## Problem details
Go through the records line by line and work out how many lines hold the word "this". Answer with the number only.

============================================================

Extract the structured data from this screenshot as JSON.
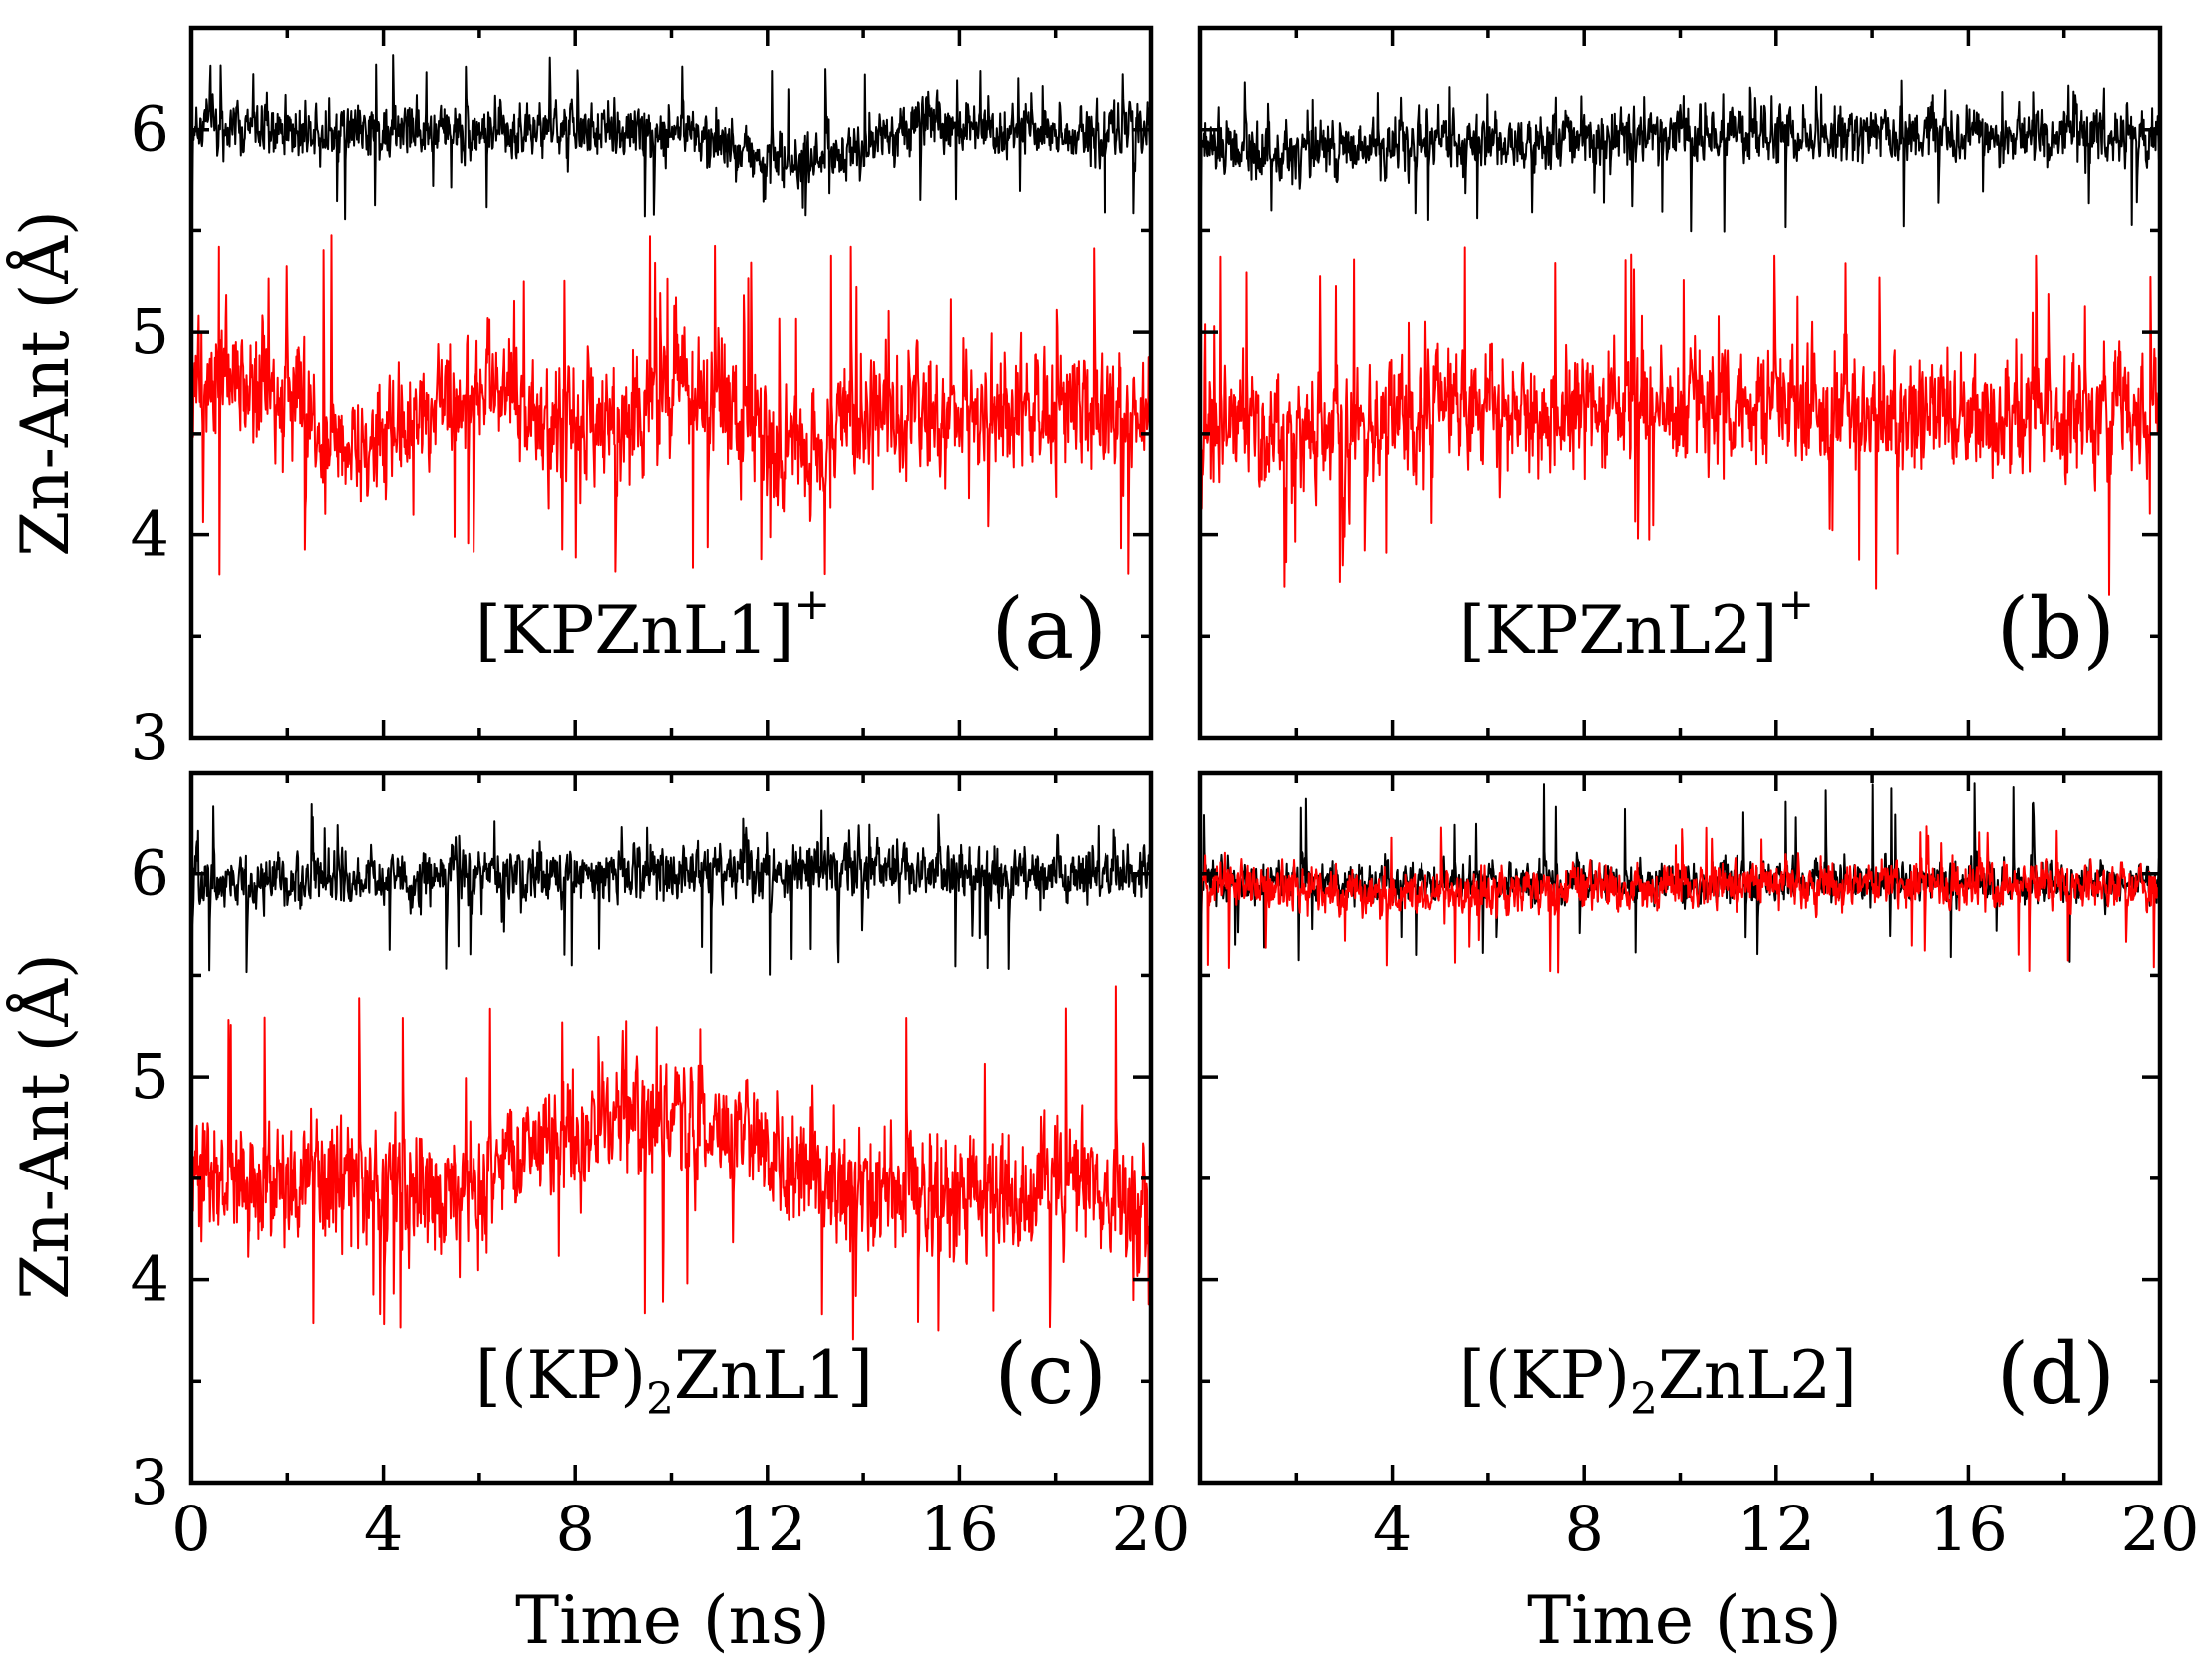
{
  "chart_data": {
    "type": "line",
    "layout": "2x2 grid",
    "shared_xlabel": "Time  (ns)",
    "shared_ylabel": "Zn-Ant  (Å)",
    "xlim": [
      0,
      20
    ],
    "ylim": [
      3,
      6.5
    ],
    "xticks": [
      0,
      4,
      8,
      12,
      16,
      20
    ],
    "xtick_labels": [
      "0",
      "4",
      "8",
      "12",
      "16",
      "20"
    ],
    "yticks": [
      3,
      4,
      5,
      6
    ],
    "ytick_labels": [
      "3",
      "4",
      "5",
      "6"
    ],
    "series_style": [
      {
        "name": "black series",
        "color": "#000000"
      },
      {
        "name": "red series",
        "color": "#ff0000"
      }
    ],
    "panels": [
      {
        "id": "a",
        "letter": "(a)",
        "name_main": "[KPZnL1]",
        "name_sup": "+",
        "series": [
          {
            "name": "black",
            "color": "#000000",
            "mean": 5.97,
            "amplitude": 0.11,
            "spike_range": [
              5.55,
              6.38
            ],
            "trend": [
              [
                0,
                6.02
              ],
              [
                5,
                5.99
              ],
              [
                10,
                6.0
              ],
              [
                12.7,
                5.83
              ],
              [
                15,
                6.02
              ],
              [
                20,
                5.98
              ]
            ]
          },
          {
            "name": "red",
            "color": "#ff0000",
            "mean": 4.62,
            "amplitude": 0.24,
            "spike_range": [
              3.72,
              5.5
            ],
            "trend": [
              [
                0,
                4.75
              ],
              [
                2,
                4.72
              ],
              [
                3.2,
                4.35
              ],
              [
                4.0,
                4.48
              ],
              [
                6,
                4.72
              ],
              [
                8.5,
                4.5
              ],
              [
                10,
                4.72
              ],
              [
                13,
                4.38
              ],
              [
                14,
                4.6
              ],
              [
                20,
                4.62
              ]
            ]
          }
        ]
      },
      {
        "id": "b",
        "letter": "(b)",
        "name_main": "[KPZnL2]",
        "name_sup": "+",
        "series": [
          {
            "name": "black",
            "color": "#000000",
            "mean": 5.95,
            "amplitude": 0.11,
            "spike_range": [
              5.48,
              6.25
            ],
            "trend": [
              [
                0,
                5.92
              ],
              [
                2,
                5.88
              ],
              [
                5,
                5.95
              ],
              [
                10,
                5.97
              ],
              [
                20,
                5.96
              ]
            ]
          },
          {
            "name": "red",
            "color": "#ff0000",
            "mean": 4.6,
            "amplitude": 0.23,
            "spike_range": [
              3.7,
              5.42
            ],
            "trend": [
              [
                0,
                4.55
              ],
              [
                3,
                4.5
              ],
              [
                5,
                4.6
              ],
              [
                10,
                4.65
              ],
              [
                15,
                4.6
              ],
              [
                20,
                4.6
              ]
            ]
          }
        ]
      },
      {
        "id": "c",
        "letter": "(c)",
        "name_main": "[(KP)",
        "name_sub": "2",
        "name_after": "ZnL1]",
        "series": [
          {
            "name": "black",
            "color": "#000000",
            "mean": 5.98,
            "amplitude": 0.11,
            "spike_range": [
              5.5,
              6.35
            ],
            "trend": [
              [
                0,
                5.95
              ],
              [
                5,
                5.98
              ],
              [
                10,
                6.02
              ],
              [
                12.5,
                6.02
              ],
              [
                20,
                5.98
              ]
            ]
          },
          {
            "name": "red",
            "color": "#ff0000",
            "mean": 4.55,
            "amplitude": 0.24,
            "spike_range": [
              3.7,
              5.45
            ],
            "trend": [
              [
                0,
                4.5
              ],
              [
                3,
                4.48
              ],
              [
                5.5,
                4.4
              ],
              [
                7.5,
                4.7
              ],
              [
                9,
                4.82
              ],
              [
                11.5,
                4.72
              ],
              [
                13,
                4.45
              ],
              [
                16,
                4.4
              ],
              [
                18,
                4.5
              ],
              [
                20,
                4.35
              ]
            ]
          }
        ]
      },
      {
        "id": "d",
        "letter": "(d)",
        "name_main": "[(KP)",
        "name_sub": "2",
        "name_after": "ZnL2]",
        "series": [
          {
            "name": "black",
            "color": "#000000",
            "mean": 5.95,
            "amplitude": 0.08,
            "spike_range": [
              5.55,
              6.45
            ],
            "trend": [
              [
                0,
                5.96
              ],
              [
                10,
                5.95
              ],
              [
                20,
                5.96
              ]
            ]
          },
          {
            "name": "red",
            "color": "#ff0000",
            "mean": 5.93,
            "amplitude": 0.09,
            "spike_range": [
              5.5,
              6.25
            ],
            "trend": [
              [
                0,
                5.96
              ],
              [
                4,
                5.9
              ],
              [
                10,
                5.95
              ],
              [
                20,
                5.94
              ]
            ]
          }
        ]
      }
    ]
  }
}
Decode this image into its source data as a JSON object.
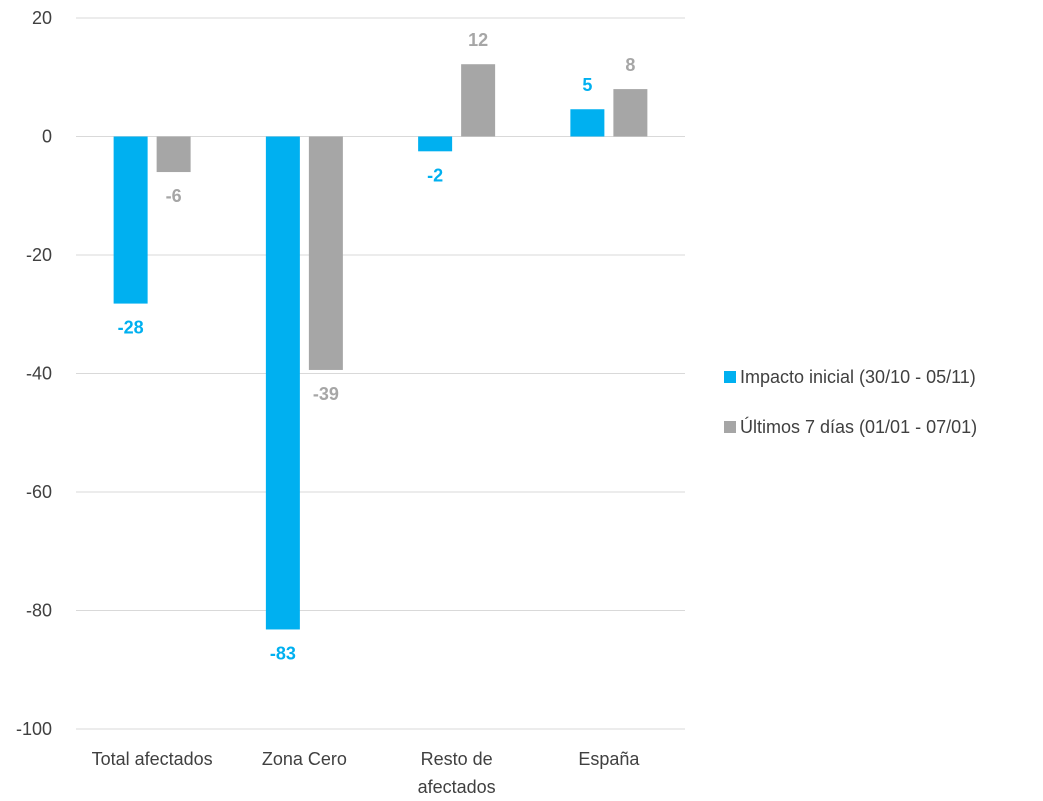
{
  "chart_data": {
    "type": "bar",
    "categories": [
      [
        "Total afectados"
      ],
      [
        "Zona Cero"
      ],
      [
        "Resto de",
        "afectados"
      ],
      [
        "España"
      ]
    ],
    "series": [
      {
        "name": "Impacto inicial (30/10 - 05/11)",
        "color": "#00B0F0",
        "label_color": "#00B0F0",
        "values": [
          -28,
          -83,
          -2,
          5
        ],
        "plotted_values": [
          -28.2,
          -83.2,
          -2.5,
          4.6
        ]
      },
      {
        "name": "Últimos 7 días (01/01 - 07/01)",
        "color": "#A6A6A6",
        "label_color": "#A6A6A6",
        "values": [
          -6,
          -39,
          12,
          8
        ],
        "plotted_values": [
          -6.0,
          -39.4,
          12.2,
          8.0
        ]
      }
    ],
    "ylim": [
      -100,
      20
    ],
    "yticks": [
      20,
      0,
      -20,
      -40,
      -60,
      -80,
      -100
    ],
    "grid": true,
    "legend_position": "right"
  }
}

============================================================

## Final answer
2